**Task data**
---+---

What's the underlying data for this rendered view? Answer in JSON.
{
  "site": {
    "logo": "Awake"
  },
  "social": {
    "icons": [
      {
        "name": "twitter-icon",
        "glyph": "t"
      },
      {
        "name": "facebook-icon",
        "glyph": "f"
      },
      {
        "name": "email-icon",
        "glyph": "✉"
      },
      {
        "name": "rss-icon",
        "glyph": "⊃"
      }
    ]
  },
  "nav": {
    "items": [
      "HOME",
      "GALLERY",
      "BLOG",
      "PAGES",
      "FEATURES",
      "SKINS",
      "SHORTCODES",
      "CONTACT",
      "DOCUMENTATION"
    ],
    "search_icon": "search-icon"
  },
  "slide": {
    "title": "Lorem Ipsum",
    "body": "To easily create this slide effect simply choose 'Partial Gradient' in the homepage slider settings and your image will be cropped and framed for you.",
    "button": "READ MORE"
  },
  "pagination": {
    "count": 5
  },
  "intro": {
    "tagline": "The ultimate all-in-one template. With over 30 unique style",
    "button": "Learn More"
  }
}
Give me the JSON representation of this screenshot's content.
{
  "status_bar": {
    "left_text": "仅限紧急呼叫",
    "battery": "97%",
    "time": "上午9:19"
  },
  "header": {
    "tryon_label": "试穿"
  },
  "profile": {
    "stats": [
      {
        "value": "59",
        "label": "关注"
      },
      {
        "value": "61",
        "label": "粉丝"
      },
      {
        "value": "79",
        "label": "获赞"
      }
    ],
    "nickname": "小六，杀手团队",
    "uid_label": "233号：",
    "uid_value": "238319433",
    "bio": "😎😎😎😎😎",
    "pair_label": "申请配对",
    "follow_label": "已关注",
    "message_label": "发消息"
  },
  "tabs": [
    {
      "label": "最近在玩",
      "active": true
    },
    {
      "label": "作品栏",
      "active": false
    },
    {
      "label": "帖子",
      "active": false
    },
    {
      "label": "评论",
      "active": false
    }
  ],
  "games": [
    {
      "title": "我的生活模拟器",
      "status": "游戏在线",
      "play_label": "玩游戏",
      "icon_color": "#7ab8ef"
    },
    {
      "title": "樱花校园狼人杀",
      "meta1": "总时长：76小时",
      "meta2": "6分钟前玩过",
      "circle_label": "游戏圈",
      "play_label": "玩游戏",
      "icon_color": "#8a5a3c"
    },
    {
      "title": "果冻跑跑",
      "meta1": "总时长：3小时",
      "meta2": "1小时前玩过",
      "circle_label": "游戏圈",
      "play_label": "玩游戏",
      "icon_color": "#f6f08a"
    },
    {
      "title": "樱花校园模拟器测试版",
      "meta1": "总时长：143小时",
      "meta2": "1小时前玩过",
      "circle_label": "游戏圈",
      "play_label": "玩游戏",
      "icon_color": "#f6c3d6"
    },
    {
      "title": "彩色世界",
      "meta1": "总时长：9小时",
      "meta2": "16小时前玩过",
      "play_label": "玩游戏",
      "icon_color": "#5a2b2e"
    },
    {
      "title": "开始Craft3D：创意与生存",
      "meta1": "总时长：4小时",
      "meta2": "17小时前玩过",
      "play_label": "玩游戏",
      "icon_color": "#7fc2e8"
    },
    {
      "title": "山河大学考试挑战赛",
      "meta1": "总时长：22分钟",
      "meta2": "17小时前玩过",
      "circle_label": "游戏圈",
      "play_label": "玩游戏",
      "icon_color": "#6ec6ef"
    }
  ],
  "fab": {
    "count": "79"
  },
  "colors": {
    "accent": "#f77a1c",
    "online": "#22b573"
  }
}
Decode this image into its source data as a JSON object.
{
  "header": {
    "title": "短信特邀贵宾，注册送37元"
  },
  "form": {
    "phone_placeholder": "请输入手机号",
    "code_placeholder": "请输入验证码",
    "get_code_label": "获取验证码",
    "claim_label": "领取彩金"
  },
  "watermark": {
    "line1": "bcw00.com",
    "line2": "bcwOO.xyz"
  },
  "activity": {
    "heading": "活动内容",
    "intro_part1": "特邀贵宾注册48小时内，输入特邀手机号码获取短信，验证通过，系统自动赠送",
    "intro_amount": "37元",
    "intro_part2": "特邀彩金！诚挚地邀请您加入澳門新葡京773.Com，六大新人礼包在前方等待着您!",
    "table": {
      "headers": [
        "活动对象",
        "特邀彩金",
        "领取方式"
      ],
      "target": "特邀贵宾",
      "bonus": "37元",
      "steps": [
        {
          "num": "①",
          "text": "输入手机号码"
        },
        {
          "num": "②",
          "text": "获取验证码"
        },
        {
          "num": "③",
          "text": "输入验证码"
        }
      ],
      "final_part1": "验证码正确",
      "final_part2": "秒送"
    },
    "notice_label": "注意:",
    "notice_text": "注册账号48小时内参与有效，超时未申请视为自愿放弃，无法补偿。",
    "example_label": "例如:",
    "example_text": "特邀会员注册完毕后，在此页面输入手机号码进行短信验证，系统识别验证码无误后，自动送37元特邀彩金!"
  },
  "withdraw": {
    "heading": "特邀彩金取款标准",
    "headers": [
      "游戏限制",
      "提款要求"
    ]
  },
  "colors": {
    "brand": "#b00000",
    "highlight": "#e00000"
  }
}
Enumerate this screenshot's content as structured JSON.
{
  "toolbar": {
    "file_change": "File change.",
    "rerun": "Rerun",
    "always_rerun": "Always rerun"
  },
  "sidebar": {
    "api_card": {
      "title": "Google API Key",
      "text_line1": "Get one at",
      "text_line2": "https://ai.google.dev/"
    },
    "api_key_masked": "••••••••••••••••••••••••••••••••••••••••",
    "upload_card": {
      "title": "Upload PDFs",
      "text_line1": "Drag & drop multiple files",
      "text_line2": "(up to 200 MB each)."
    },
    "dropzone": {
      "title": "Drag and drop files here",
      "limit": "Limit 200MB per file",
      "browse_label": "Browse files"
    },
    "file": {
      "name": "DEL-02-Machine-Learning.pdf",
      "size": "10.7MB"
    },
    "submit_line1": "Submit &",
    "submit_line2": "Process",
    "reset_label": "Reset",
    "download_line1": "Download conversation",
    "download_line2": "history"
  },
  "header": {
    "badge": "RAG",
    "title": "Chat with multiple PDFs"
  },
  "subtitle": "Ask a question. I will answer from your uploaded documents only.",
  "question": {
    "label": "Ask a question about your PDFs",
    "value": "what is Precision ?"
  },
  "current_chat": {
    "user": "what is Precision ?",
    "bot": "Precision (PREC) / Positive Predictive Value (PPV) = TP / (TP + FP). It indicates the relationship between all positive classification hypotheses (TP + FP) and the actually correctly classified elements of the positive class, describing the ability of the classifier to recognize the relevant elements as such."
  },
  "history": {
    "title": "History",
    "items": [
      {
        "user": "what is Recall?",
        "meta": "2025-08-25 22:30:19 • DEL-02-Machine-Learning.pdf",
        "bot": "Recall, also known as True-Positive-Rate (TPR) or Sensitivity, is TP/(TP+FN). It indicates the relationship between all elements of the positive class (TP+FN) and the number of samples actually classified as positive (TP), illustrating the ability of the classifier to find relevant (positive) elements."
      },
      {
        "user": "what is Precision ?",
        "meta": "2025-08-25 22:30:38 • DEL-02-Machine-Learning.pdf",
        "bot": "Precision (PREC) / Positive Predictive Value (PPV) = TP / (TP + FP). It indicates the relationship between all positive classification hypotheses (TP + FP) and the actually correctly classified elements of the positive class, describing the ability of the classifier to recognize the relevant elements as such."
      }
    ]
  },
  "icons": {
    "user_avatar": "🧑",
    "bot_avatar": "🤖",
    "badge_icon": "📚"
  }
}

---+---

Transcribe every record above exactly as it appears.

**Solution for this task**
What's the underlying data for this rendered view? Answer in JSON.
{
  "site": {
    "logo": "Awake"
  },
  "social": {
    "icons": [
      {
        "name": "twitter-icon",
        "glyph": "t"
      },
      {
        "name": "facebook-icon",
        "glyph": "f"
      },
      {
        "name": "email-icon",
        "glyph": "✉"
      },
      {
        "name": "rss-icon",
        "glyph": "⊃"
      }
    ]
  },
  "nav": {
    "items": [
      "HOME",
      "GALLERY",
      "BLOG",
      "PAGES",
      "FEATURES",
      "SKINS",
      "SHORTCODES",
      "CONTACT",
      "DOCUMENTATION"
    ],
    "search_icon": "search-icon"
  },
  "slide": {
    "title": "Lorem Ipsum",
    "body": "To easily create this slide effect simply choose 'Partial Gradient' in the homepage slider settings and your image will be cropped and framed for you.",
    "button": "READ MORE"
  },
  "pagination": {
    "count": 5
  },
  "intro": {
    "tagline": "The ultimate all-in-one template. With over 30 unique style",
    "button": "Learn More"
  }
}
Give me the JSON representation of this screenshot's content.
{
  "status_bar": {
    "left_text": "仅限紧急呼叫",
    "battery": "97%",
    "time": "上午9:19"
  },
  "header": {
    "tryon_label": "试穿"
  },
  "profile": {
    "stats": [
      {
        "value": "59",
        "label": "关注"
      },
      {
        "value": "61",
        "label": "粉丝"
      },
      {
        "value": "79",
        "label": "获赞"
      }
    ],
    "nickname": "小六，杀手团队",
    "uid_label": "233号：",
    "uid_value": "238319433",
    "bio": "😎😎😎😎😎",
    "pair_label": "申请配对",
    "follow_label": "已关注",
    "message_label": "发消息"
  },
  "tabs": [
    {
      "label": "最近在玩",
      "active": true
    },
    {
      "label": "作品栏",
      "active": false
    },
    {
      "label": "帖子",
      "active": false
    },
    {
      "label": "评论",
      "active": false
    }
  ],
  "games": [
    {
      "title": "我的生活模拟器",
      "status": "游戏在线",
      "play_label": "玩游戏",
      "icon_color": "#7ab8ef"
    },
    {
      "title": "樱花校园狼人杀",
      "meta1": "总时长：76小时",
      "meta2": "6分钟前玩过",
      "circle_label": "游戏圈",
      "play_label": "玩游戏",
      "icon_color": "#8a5a3c"
    },
    {
      "title": "果冻跑跑",
      "meta1": "总时长：3小时",
      "meta2": "1小时前玩过",
      "circle_label": "游戏圈",
      "play_label": "玩游戏",
      "icon_color": "#f6f08a"
    },
    {
      "title": "樱花校园模拟器测试版",
      "meta1": "总时长：143小时",
      "meta2": "1小时前玩过",
      "circle_label": "游戏圈",
      "play_label": "玩游戏",
      "icon_color": "#f6c3d6"
    },
    {
      "title": "彩色世界",
      "meta1": "总时长：9小时",
      "meta2": "16小时前玩过",
      "play_label": "玩游戏",
      "icon_color": "#5a2b2e"
    },
    {
      "title": "开始Craft3D：创意与生存",
      "meta1": "总时长：4小时",
      "meta2": "17小时前玩过",
      "play_label": "玩游戏",
      "icon_color": "#7fc2e8"
    },
    {
      "title": "山河大学考试挑战赛",
      "meta1": "总时长：22分钟",
      "meta2": "17小时前玩过",
      "circle_label": "游戏圈",
      "play_label": "玩游戏",
      "icon_color": "#6ec6ef"
    }
  ],
  "fab": {
    "count": "79"
  },
  "colors": {
    "accent": "#f77a1c",
    "online": "#22b573"
  }
}
Decode this image into its source data as a JSON object.
{
  "header": {
    "title": "短信特邀贵宾，注册送37元"
  },
  "form": {
    "phone_placeholder": "请输入手机号",
    "code_placeholder": "请输入验证码",
    "get_code_label": "获取验证码",
    "claim_label": "领取彩金"
  },
  "watermark": {
    "line1": "bcw00.com",
    "line2": "bcwOO.xyz"
  },
  "activity": {
    "heading": "活动内容",
    "intro_part1": "特邀贵宾注册48小时内，输入特邀手机号码获取短信，验证通过，系统自动赠送",
    "intro_amount": "37元",
    "intro_part2": "特邀彩金！诚挚地邀请您加入澳門新葡京773.Com，六大新人礼包在前方等待着您!",
    "table": {
      "headers": [
        "活动对象",
        "特邀彩金",
        "领取方式"
      ],
      "target": "特邀贵宾",
      "bonus": "37元",
      "steps": [
        {
          "num": "①",
          "text": "输入手机号码"
        },
        {
          "num": "②",
          "text": "获取验证码"
        },
        {
          "num": "③",
          "text": "输入验证码"
        }
      ],
      "final_part1": "验证码正确",
      "final_part2": "秒送"
    },
    "notice_label": "注意:",
    "notice_text": "注册账号48小时内参与有效，超时未申请视为自愿放弃，无法补偿。",
    "example_label": "例如:",
    "example_text": "特邀会员注册完毕后，在此页面输入手机号码进行短信验证，系统识别验证码无误后，自动送37元特邀彩金!"
  },
  "withdraw": {
    "heading": "特邀彩金取款标准",
    "headers": [
      "游戏限制",
      "提款要求"
    ]
  },
  "colors": {
    "brand": "#b00000",
    "highlight": "#e00000"
  }
}
Enumerate this screenshot's content as structured JSON.
{
  "toolbar": {
    "file_change": "File change.",
    "rerun": "Rerun",
    "always_rerun": "Always rerun"
  },
  "sidebar": {
    "api_card": {
      "title": "Google API Key",
      "text_line1": "Get one at",
      "text_line2": "https://ai.google.dev/"
    },
    "api_key_masked": "••••••••••••••••••••••••••••••••••••••••",
    "upload_card": {
      "title": "Upload PDFs",
      "text_line1": "Drag & drop multiple files",
      "text_line2": "(up to 200 MB each)."
    },
    "dropzone": {
      "title": "Drag and drop files here",
      "limit": "Limit 200MB per file",
      "browse_label": "Browse files"
    },
    "file": {
      "name": "DEL-02-Machine-Learning.pdf",
      "size": "10.7MB"
    },
    "submit_line1": "Submit &",
    "submit_line2": "Process",
    "reset_label": "Reset",
    "download_line1": "Download conversation",
    "download_line2": "history"
  },
  "header": {
    "badge": "RAG",
    "title": "Chat with multiple PDFs"
  },
  "subtitle": "Ask a question. I will answer from your uploaded documents only.",
  "question": {
    "label": "Ask a question about your PDFs",
    "value": "what is Precision ?"
  },
  "current_chat": {
    "user": "what is Precision ?",
    "bot": "Precision (PREC) / Positive Predictive Value (PPV) = TP / (TP + FP). It indicates the relationship between all positive classification hypotheses (TP + FP) and the actually correctly classified elements of the positive class, describing the ability of the classifier to recognize the relevant elements as such."
  },
  "history": {
    "title": "History",
    "items": [
      {
        "user": "what is Recall?",
        "meta": "2025-08-25 22:30:19 • DEL-02-Machine-Learning.pdf",
        "bot": "Recall, also known as True-Positive-Rate (TPR) or Sensitivity, is TP/(TP+FN). It indicates the relationship between all elements of the positive class (TP+FN) and the number of samples actually classified as positive (TP), illustrating the ability of the classifier to find relevant (positive) elements."
      },
      {
        "user": "what is Precision ?",
        "meta": "2025-08-25 22:30:38 • DEL-02-Machine-Learning.pdf",
        "bot": "Precision (PREC) / Positive Predictive Value (PPV) = TP / (TP + FP). It indicates the relationship between all positive classification hypotheses (TP + FP) and the actually correctly classified elements of the positive class, describing the ability of the classifier to recognize the relevant elements as such."
      }
    ]
  },
  "icons": {
    "user_avatar": "🧑",
    "bot_avatar": "🤖",
    "badge_icon": "📚"
  }
}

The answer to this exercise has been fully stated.